**Exercise prompt**
Below are the records. Reproduce exactly the lines from the one containing "Extract all readable text from this page." through the final line, and omit any pictures.

**Data excerpts**
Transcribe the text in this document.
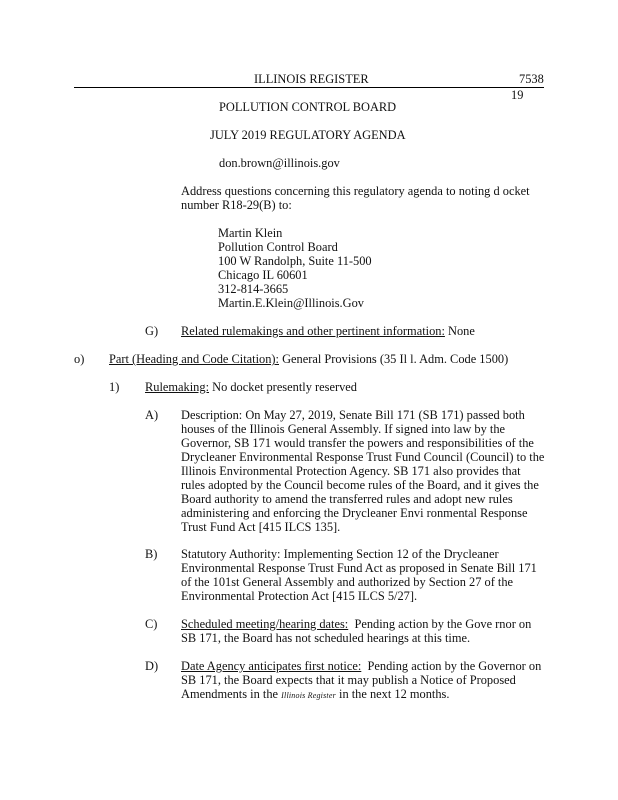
ILLINOIS REGISTER	7538
19
POLLUTION CONTROL BOARD
JULY 2019 REGULATORY AGENDA
don.brown@illinois.gov
Address questions concerning this regulatory agenda to noting d ocket number R18-29(B) to:
Martin Klein
Pollution Control Board
100 W Randolph, Suite 11-500
Chicago IL 60601
312-814-3665
Martin.E.Klein@Illinois.Gov
G) Related rulemakings and other pertinent information: None
o) Part (Heading and Code Citation): General Provisions (35 Il l. Adm. Code 1500)
1) Rulemaking: No docket presently reserved
A) Description: On May 27, 2019, Senate Bill 171 (SB 171) passed both houses of the Illinois General Assembly. If signed into law by the Governor, SB 171 would transfer the powers and responsibilities of the Drycleaner Environmental Response Trust Fund Council (Council) to the Illinois Environmental Protection Agency. SB 171 also provides that rules adopted by the Council become rules of the Board, and it gives the Board authority to amend the transferred rules and adopt new rules administering and enforcing the Drycleaner Envi ronmental Response Trust Fund Act [415 ILCS 135].
B) Statutory Authority: Implementing Section 12 of the Drycleaner Environmental Response Trust Fund Act as proposed in Senate Bill 171 of the 101st General Assembly and authorized by Section 27 of the Environmental Protection Act [415 ILCS 5/27].
C) Scheduled meeting/hearing dates: Pending action by the Gove rnor on SB 171, the Board has not scheduled hearings at this time.
D) Date Agency anticipates first notice: Pending action by the Governor on SB 171, the Board expects that it may publish a Notice of Proposed Amendments in the Illinois Register in the next 12 months.
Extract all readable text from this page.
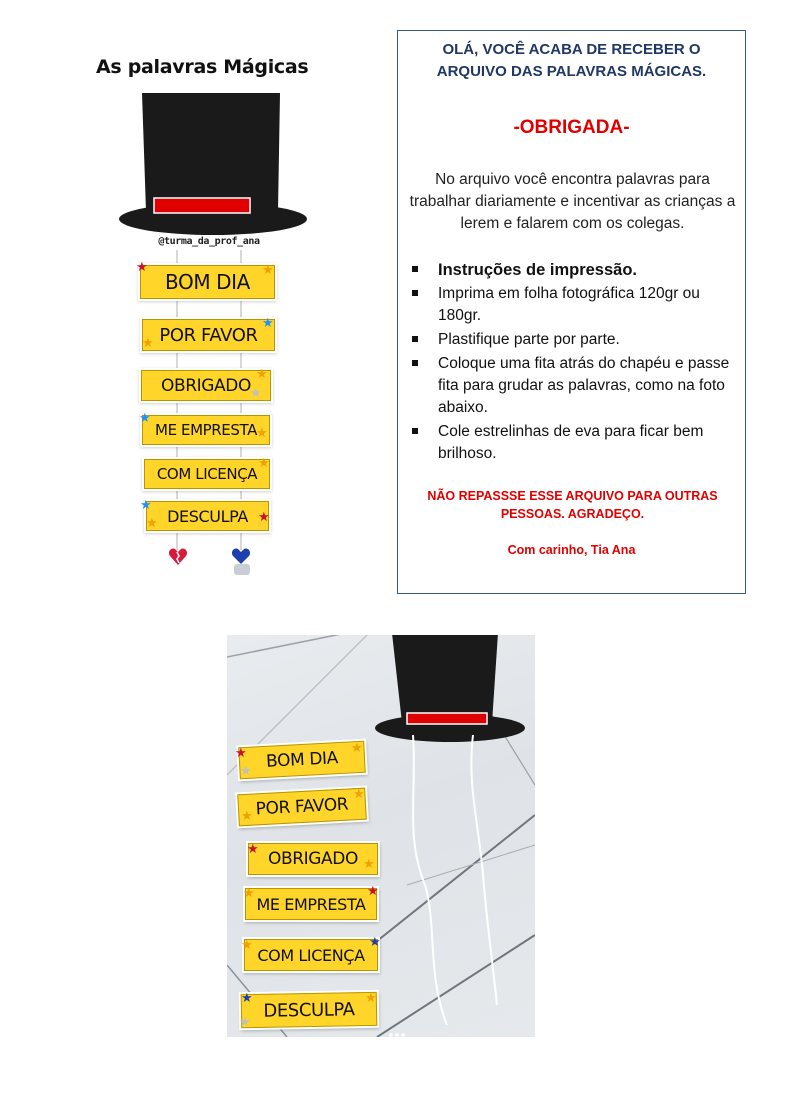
As palavras Mágicas
@turma_da_prof_ana
BOM DIA
POR FAVOR
OBRIGADO
ME EMPRESTA
COM LICENÇA
DESCULPA
★	★
★
★
★
★
★
★
★
★
★
★
OLÁ, VOCÊ ACABA DE RECEBER O
ARQUIVO DAS PALAVRAS MÁGICAS.
-OBRIGADA-
No arquivo você encontra palavras para trabalhar diariamente e incentivar as crianças a lerem e falarem com os colegas.
Instruções de impressão.
Imprima em folha fotográfica 120gr ou 180gr.
Plastifique parte por parte.
Coloque uma fita atrás do chapéu e passe fita para grudar as palavras, como na foto abaixo.
Cole estrelinhas de eva para ficar bem brilhoso.
NÃO REPASSSE ESSE ARQUIVO PARA OUTRAS PESSOAS. AGRADEÇO.
Com carinho, Tia Ana
BOM DIA
POR FAVOR
OBRIGADO
ME EMPRESTA
COM LICENÇA
DESCULPA
★	★
★
★
★
★
★
★
★
★
★
★	★
★
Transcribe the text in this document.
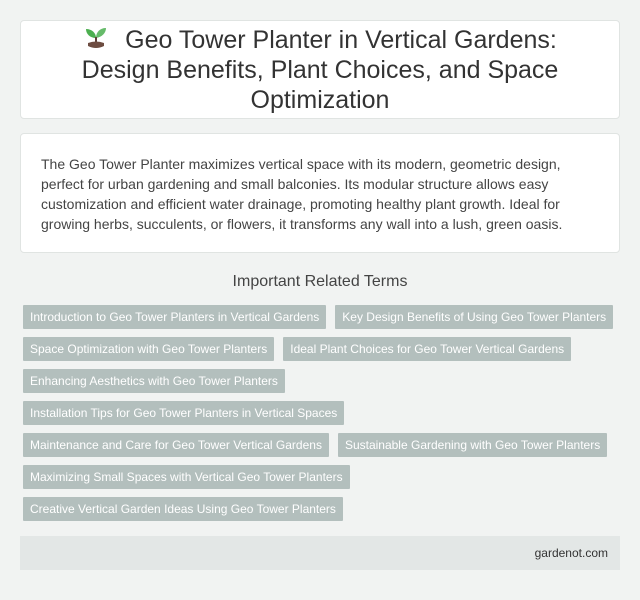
Geo Tower Planter in Vertical Gardens: Design Benefits, Plant Choices, and Space Optimization

The Geo Tower Planter maximizes vertical space with its modern, geometric design, perfect for urban gardening and small balconies. Its modular structure allows easy customization and efficient water drainage, promoting healthy plant growth. Ideal for growing herbs, succulents, or flowers, it transforms any wall into a lush, green oasis.

Important Related Terms
Introduction to Geo Tower Planters in Vertical Gardens	Key Design Benefits of Using Geo Tower Planters
Space Optimization with Geo Tower Planters	Ideal Plant Choices for Geo Tower Vertical Gardens
Enhancing Aesthetics with Geo Tower Planters
Installation Tips for Geo Tower Planters in Vertical Spaces
Maintenance and Care for Geo Tower Vertical Gardens	Sustainable Gardening with Geo Tower Planters
Maximizing Small Spaces with Vertical Geo Tower Planters
Creative Vertical Garden Ideas Using Geo Tower Planters
gardenot.com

**Full answer**
Extract all readable text from this page.
As palavras Mágicas
@turma_da_prof_ana
BOM DIA
POR FAVOR
OBRIGADO
ME EMPRESTA
COM LICENÇA
DESCULPA
★	★
★
★
★
★
★
★
★
★
★
★
OLÁ, VOCÊ ACABA DE RECEBER O
ARQUIVO DAS PALAVRAS MÁGICAS.
-OBRIGADA-
No arquivo você encontra palavras para trabalhar diariamente e incentivar as crianças a lerem e falarem com os colegas.
Instruções de impressão.
Imprima em folha fotográfica 120gr ou 180gr.
Plastifique parte por parte.
Coloque uma fita atrás do chapéu e passe fita para grudar as palavras, como na foto abaixo.
Cole estrelinhas de eva para ficar bem brilhoso.
NÃO REPASSSE ESSE ARQUIVO PARA OUTRAS PESSOAS. AGRADEÇO.
Com carinho, Tia Ana
BOM DIA
POR FAVOR
OBRIGADO
ME EMPRESTA
COM LICENÇA
DESCULPA
★	★
★
★
★
★
★
★
★
★
★
★	★
★
Transcribe the text in this document.
Geo Tower Planter in Vertical Gardens: Design Benefits, Plant Choices, and Space Optimization

The Geo Tower Planter maximizes vertical space with its modern, geometric design, perfect for urban gardening and small balconies. Its modular structure allows easy customization and efficient water drainage, promoting healthy plant growth. Ideal for growing herbs, succulents, or flowers, it transforms any wall into a lush, green oasis.

Important Related Terms
Introduction to Geo Tower Planters in Vertical Gardens	Key Design Benefits of Using Geo Tower Planters
Space Optimization with Geo Tower Planters	Ideal Plant Choices for Geo Tower Vertical Gardens
Enhancing Aesthetics with Geo Tower Planters
Installation Tips for Geo Tower Planters in Vertical Spaces
Maintenance and Care for Geo Tower Vertical Gardens	Sustainable Gardening with Geo Tower Planters
Maximizing Small Spaces with Vertical Geo Tower Planters
Creative Vertical Garden Ideas Using Geo Tower Planters
gardenot.com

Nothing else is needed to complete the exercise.